Do this:
Search the records below for the word "right". Pull out each line that has it.

Input material:
begin

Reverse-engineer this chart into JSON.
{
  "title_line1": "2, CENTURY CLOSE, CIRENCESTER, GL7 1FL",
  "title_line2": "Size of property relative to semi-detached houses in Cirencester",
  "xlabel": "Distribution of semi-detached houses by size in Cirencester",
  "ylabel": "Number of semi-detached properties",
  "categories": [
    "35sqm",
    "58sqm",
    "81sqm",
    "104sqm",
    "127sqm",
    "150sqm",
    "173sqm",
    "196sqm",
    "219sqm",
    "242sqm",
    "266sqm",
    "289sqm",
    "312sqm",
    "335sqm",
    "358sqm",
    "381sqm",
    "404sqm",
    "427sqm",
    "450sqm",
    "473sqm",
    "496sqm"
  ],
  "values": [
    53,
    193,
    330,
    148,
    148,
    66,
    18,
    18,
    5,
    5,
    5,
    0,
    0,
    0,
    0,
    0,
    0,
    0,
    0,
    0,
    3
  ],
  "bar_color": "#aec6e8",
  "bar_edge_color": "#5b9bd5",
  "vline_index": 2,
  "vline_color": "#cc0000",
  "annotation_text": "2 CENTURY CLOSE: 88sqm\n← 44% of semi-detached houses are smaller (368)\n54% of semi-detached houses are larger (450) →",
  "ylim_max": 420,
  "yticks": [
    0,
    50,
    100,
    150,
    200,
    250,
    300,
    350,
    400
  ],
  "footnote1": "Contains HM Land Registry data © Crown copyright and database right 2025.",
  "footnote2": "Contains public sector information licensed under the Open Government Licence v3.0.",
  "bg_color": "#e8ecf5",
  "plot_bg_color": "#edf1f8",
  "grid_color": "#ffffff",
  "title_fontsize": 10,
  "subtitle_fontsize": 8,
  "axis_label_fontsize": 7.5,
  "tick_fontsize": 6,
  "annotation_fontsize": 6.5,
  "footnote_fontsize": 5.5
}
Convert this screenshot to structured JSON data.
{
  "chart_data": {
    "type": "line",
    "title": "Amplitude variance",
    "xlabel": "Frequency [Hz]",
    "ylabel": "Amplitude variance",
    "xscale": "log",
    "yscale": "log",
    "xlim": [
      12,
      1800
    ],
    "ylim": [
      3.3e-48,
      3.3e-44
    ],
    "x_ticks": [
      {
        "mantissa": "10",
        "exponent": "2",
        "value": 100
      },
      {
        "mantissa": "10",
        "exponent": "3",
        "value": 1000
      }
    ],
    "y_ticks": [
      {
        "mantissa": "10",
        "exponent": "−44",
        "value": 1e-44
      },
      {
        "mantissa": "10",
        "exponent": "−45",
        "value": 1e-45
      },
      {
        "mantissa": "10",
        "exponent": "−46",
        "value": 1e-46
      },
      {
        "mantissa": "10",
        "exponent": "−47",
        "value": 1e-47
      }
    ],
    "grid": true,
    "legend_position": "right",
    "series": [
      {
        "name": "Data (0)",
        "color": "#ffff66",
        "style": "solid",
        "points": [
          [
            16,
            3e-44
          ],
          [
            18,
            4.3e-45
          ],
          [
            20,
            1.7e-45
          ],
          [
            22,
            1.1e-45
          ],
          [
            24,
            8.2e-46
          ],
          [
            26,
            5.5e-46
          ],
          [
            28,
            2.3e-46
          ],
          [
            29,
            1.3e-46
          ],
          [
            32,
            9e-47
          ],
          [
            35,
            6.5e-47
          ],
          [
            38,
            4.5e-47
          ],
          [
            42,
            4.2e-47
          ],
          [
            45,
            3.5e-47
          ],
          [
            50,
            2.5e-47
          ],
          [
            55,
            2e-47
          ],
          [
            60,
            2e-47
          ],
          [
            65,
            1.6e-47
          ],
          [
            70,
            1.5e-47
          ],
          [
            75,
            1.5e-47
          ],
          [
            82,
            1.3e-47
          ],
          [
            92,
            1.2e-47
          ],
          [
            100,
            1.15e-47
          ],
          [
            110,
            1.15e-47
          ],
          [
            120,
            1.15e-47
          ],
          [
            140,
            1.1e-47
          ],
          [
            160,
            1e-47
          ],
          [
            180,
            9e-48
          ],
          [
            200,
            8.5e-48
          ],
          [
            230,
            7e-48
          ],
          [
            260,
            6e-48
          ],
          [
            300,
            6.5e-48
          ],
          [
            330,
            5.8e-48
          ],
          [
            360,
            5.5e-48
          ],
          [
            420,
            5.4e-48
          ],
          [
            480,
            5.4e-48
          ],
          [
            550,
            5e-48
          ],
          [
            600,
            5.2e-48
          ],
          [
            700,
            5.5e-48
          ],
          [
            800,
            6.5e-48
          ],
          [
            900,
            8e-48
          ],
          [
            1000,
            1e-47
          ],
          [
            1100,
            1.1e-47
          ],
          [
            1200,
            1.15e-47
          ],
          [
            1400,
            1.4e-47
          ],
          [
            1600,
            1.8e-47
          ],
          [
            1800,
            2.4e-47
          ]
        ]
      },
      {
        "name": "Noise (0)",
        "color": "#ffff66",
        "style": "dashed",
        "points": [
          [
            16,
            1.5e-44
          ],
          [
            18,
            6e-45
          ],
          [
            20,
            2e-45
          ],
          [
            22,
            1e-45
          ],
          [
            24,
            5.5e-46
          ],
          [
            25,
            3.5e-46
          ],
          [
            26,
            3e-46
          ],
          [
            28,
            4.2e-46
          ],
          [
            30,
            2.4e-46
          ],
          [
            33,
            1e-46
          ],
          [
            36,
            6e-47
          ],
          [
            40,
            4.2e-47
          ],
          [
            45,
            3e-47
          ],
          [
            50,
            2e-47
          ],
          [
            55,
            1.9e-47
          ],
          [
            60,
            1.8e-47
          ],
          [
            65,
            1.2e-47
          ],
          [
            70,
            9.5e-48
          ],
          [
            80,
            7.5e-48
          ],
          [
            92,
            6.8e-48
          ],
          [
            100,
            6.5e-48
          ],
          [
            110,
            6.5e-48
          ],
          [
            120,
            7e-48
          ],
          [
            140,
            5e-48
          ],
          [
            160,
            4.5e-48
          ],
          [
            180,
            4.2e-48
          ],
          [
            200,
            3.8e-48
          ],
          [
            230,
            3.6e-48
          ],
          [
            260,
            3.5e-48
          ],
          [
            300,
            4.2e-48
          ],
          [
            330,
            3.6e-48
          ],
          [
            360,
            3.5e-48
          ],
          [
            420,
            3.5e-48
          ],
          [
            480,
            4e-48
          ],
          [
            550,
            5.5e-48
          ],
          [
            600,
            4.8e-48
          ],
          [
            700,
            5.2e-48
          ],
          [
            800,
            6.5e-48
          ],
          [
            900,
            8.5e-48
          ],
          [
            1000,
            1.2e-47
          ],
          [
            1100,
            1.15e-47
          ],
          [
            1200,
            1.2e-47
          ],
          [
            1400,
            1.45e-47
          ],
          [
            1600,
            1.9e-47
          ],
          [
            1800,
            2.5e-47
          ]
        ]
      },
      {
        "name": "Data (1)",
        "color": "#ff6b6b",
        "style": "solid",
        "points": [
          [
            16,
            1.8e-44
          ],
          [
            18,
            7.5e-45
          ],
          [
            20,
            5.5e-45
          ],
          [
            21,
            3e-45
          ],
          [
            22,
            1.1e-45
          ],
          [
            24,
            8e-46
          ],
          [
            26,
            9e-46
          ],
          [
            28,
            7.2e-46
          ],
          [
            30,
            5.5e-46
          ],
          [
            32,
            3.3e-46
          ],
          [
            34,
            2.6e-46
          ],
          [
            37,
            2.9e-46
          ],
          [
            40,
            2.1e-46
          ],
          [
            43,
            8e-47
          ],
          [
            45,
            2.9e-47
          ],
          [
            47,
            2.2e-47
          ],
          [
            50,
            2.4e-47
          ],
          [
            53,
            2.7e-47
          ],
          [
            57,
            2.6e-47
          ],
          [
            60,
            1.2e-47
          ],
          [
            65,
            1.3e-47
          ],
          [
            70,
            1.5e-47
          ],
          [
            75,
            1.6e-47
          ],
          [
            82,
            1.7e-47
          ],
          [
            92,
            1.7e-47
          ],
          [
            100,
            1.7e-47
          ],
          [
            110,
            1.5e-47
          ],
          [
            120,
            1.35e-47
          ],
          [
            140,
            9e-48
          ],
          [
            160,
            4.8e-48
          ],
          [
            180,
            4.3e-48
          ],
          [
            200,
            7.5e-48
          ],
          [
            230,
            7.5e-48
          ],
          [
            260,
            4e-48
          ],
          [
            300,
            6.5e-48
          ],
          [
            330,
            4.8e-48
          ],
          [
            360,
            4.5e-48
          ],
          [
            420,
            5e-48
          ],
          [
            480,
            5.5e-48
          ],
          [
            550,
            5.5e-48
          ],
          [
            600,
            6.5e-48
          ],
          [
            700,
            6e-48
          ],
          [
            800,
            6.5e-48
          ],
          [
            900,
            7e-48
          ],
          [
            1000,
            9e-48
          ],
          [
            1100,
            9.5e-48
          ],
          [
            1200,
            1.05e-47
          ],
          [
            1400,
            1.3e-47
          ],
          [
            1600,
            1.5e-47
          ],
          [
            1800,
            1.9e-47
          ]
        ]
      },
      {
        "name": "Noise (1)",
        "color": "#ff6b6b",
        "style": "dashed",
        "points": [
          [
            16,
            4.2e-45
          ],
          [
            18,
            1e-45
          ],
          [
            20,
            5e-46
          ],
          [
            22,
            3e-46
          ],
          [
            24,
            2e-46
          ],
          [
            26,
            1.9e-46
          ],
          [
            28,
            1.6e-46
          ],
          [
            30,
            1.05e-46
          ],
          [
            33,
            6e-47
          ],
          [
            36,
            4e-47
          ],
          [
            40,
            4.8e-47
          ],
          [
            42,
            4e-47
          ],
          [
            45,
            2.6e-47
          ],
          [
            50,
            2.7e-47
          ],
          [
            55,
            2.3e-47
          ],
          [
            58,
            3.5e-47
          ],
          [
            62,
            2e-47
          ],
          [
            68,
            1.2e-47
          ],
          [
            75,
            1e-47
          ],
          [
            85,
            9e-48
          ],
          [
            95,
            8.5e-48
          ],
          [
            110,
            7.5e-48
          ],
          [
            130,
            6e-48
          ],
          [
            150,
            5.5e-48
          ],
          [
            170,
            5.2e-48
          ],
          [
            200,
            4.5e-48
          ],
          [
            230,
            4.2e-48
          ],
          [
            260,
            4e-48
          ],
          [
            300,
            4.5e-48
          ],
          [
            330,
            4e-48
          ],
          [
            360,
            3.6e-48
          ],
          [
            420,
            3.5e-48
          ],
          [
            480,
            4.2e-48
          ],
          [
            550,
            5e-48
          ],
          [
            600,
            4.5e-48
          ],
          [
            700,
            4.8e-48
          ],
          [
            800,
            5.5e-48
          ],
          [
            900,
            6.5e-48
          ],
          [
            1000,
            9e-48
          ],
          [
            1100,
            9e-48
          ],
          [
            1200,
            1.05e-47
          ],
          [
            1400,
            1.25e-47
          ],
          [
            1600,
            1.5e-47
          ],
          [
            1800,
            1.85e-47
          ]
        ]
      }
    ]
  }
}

end

Solution:
  "footnote1": "Contains HM Land Registry data © Crown copyright and database right 2025.",
    "legend_position": "right",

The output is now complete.